- [EXERCISE DESCRIPTION]:
Lines that hold the word "الحجاج" should be located and copied.

- [EXCERPTED DATA]:
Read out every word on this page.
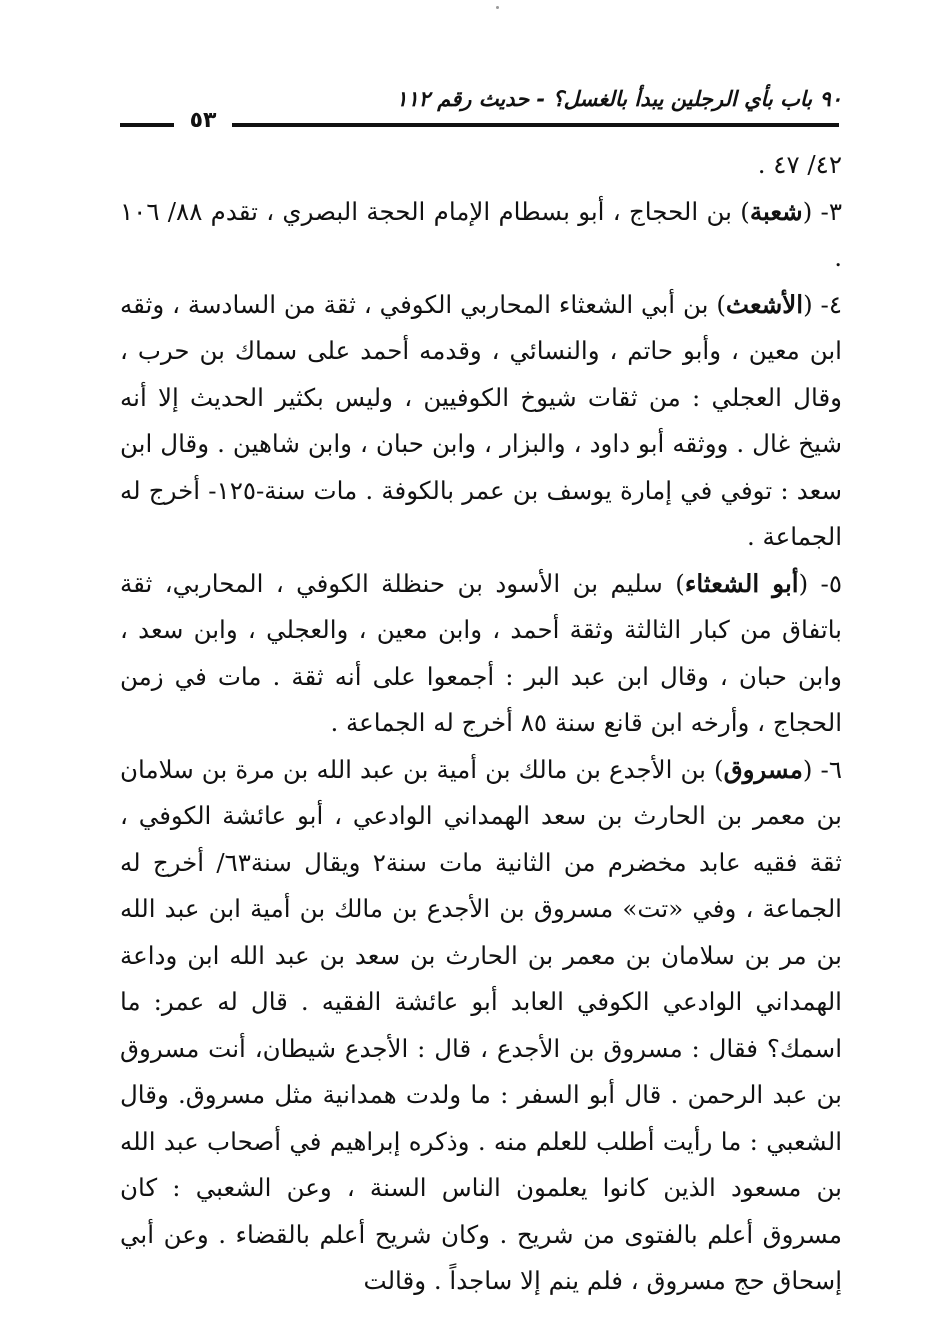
٩٠ باب بأي الرجلين يبدأ بالغسل؟ - حديث رقم ١١٢
٥٣

٤٢/ ٤٧ .

٣- (شعبة) بن الحجاج ، أبو بسطام الإمام الحجة البصري ، تقدم ٨٨/ ١٠٦ .

٤- (الأشعث) بن أبي الشعثاء المحاربي الكوفي ، ثقة من السادسة ، وثقه ابن معين ، وأبو حاتم ، والنسائي ، وقدمه أحمد على سماك بن حرب ، وقال العجلي : من ثقات شيوخ الكوفيين ، وليس بكثير الحديث إلا أنه شيخ غال . ووثقه أبو داود ، والبزار ، وابن حبان ، وابن شاهين . وقال ابن سعد : توفي في إمارة يوسف بن عمر بالكوفة . مات سنة-١٢٥- أخرج له الجماعة .

٥- (أبو الشعثاء) سليم بن الأسود بن حنظلة الكوفي ، المحاربي، ثقة باتفاق من كبار الثالثة وثقة أحمد ، وابن معين ، والعجلي ، وابن سعد ، وابن حبان ، وقال ابن عبد البر : أجمعوا على أنه ثقة . مات في زمن الحجاج ، وأرخه ابن قانع سنة ٨٥ أخرج له الجماعة .

٦- (مسروق) بن الأجدع بن مالك بن أمية بن عبد الله بن مرة بن سلامان بن معمر بن الحارث بن سعد الهمداني الوادعي ، أبو عائشة الكوفي ، ثقة فقيه عابد مخضرم من الثانية مات سنة٢ ويقال سنة٦٣/ أخرج له الجماعة ، وفي «تت» مسروق بن الأجدع بن مالك بن أمية ابن عبد الله بن مر بن سلامان بن معمر بن الحارث بن سعد بن عبد الله ابن وداعة الهمداني الوادعي الكوفي العابد أبو عائشة الفقيه . قال له عمر: ما اسمك؟ فقال : مسروق بن الأجدع ، قال : الأجدع شيطان، أنت مسروق بن عبد الرحمن . قال أبو السفر : ما ولدت همدانية مثل مسروق. وقال الشعبي : ما رأيت أطلب للعلم منه . وذكره إبراهيم في أصحاب عبد الله بن مسعود الذين كانوا يعلمون الناس السنة ، وعن الشعبي : كان مسروق أعلم بالفتوى من شريح . وكان شريح أعلم بالقضاء . وعن أبي إسحاق حج مسروق ، فلم ينم إلا ساجداً . وقالت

- [TASK ANSWER]:
٣- (شعبة) بن الحجاج ، أبو بسطام الإمام الحجة البصري ، تقدم ٨٨/ ١٠٦ .
٥- (أبو الشعثاء) سليم بن الأسود بن حنظلة الكوفي ، المحاربي، ثقة باتفاق من كبار الثالثة وثقة أحمد ، وابن معين ، والعجلي ، وابن سعد ، وابن حبان ، وقال ابن عبد البر : أجمعوا على أنه ثقة . مات في زمن الحجاج ، وأرخه ابن قانع سنة ٨٥ أخرج له الجماعة .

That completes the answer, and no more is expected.